┌──
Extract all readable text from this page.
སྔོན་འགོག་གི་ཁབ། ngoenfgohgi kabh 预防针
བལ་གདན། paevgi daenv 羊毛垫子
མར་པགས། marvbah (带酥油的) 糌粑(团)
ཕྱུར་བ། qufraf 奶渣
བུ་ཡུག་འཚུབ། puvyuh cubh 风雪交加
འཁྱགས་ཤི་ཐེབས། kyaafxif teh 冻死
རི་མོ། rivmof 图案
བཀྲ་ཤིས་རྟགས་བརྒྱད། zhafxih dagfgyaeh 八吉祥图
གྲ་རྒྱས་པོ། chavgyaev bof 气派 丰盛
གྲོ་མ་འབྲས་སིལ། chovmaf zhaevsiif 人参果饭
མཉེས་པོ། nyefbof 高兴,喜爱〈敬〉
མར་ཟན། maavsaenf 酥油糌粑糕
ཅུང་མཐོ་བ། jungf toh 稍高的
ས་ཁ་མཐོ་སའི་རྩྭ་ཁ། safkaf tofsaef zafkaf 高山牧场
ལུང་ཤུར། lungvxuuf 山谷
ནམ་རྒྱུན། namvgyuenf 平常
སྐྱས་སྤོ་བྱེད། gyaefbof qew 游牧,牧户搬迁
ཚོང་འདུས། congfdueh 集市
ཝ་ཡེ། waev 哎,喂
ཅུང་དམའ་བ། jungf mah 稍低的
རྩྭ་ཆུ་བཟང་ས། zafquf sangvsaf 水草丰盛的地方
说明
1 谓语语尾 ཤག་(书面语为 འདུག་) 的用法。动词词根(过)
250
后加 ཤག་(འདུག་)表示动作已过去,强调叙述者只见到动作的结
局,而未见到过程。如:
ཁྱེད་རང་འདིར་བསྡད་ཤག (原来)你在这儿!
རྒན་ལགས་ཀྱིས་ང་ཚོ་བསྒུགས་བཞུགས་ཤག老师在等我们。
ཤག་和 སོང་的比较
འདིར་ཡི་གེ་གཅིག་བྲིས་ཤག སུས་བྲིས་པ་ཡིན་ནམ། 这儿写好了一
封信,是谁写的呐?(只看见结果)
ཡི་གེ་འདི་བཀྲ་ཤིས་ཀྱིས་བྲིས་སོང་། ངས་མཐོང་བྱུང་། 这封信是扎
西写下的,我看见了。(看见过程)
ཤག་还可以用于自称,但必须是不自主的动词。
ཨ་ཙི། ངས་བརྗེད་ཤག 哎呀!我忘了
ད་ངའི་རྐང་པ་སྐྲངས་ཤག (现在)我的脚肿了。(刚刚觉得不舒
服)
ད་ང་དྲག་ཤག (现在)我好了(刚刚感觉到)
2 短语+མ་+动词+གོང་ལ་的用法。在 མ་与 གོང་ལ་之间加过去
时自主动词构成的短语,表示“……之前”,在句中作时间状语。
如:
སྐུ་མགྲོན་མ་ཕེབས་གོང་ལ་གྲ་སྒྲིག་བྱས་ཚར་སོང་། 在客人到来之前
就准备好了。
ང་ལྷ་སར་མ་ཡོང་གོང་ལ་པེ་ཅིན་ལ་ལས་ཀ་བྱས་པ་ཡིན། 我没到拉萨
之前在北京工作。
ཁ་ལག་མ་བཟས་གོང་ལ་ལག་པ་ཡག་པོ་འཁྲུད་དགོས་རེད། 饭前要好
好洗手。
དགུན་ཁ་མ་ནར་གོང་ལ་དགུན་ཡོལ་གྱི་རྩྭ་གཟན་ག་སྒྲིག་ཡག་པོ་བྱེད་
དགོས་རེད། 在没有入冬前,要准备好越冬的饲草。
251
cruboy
└──
● **What to do**
Write out the entries above word for word.

● **Written answer**
Extract all readable text from this page.
སྔོན་འགོག་གི་ཁབ། ngoenfgohgi kabh 预防针
བལ་གདན། paevgi daenv 羊毛垫子
མར་པགས། marvbah (带酥油的) 糌粑(团)
ཕྱུར་བ། qufraf 奶渣
བུ་ཡུག་འཚུབ། puvyuh cubh 风雪交加
འཁྱགས་ཤི་ཐེབས། kyaafxif teh 冻死
རི་མོ། rivmof 图案
བཀྲ་ཤིས་རྟགས་བརྒྱད། zhafxih dagfgyaeh 八吉祥图
གྲ་རྒྱས་པོ། chavgyaev bof 气派 丰盛
གྲོ་མ་འབྲས་སིལ། chovmaf zhaevsiif 人参果饭
མཉེས་པོ། nyefbof 高兴,喜爱〈敬〉
མར་ཟན། maavsaenf 酥油糌粑糕
ཅུང་མཐོ་བ། jungf toh 稍高的
ས་ཁ་མཐོ་སའི་རྩྭ་ཁ། safkaf tofsaef zafkaf 高山牧场
ལུང་ཤུར། lungvxuuf 山谷
ནམ་རྒྱུན། namvgyuenf 平常
སྐྱས་སྤོ་བྱེད། gyaefbof qew 游牧,牧户搬迁
ཚོང་འདུས། congfdueh 集市
ཝ་ཡེ། waev 哎,喂
ཅུང་དམའ་བ། jungf mah 稍低的
རྩྭ་ཆུ་བཟང་ས། zafquf sangvsaf 水草丰盛的地方
说明
1 谓语语尾 ཤག་(书面语为 འདུག་) 的用法。动词词根(过)
250
后加 ཤག་(འདུག་)表示动作已过去,强调叙述者只见到动作的结
局,而未见到过程。如:
ཁྱེད་རང་འདིར་བསྡད་ཤག (原来)你在这儿!
རྒན་ལགས་ཀྱིས་ང་ཚོ་བསྒུགས་བཞུགས་ཤག老师在等我们。
ཤག་和 སོང་的比较
འདིར་ཡི་གེ་གཅིག་བྲིས་ཤག སུས་བྲིས་པ་ཡིན་ནམ། 这儿写好了一
封信,是谁写的呐?(只看见结果)
ཡི་གེ་འདི་བཀྲ་ཤིས་ཀྱིས་བྲིས་སོང་། ངས་མཐོང་བྱུང་། 这封信是扎
西写下的,我看见了。(看见过程)
ཤག་还可以用于自称,但必须是不自主的动词。
ཨ་ཙི། ངས་བརྗེད་ཤག 哎呀!我忘了
ད་ངའི་རྐང་པ་སྐྲངས་ཤག (现在)我的脚肿了。(刚刚觉得不舒
服)
ད་ང་དྲག་ཤག (现在)我好了(刚刚感觉到)
2 短语+མ་+动词+གོང་ལ་的用法。在 མ་与 གོང་ལ་之间加过去
时自主动词构成的短语,表示“……之前”,在句中作时间状语。
如:
སྐུ་མགྲོན་མ་ཕེབས་གོང་ལ་གྲ་སྒྲིག་བྱས་ཚར་སོང་། 在客人到来之前
就准备好了。
ང་ལྷ་སར་མ་ཡོང་གོང་ལ་པེ་ཅིན་ལ་ལས་ཀ་བྱས་པ་ཡིན། 我没到拉萨
之前在北京工作。
ཁ་ལག་མ་བཟས་གོང་ལ་ལག་པ་ཡག་པོ་འཁྲུད་དགོས་རེད། 饭前要好
好洗手。
དགུན་ཁ་མ་ནར་གོང་ལ་དགུན་ཡོལ་གྱི་རྩྭ་གཟན་ག་སྒྲིག་ཡག་པོ་བྱེད་
དགོས་རེད། 在没有入冬前,要准备好越冬的饲草。
251
cruboy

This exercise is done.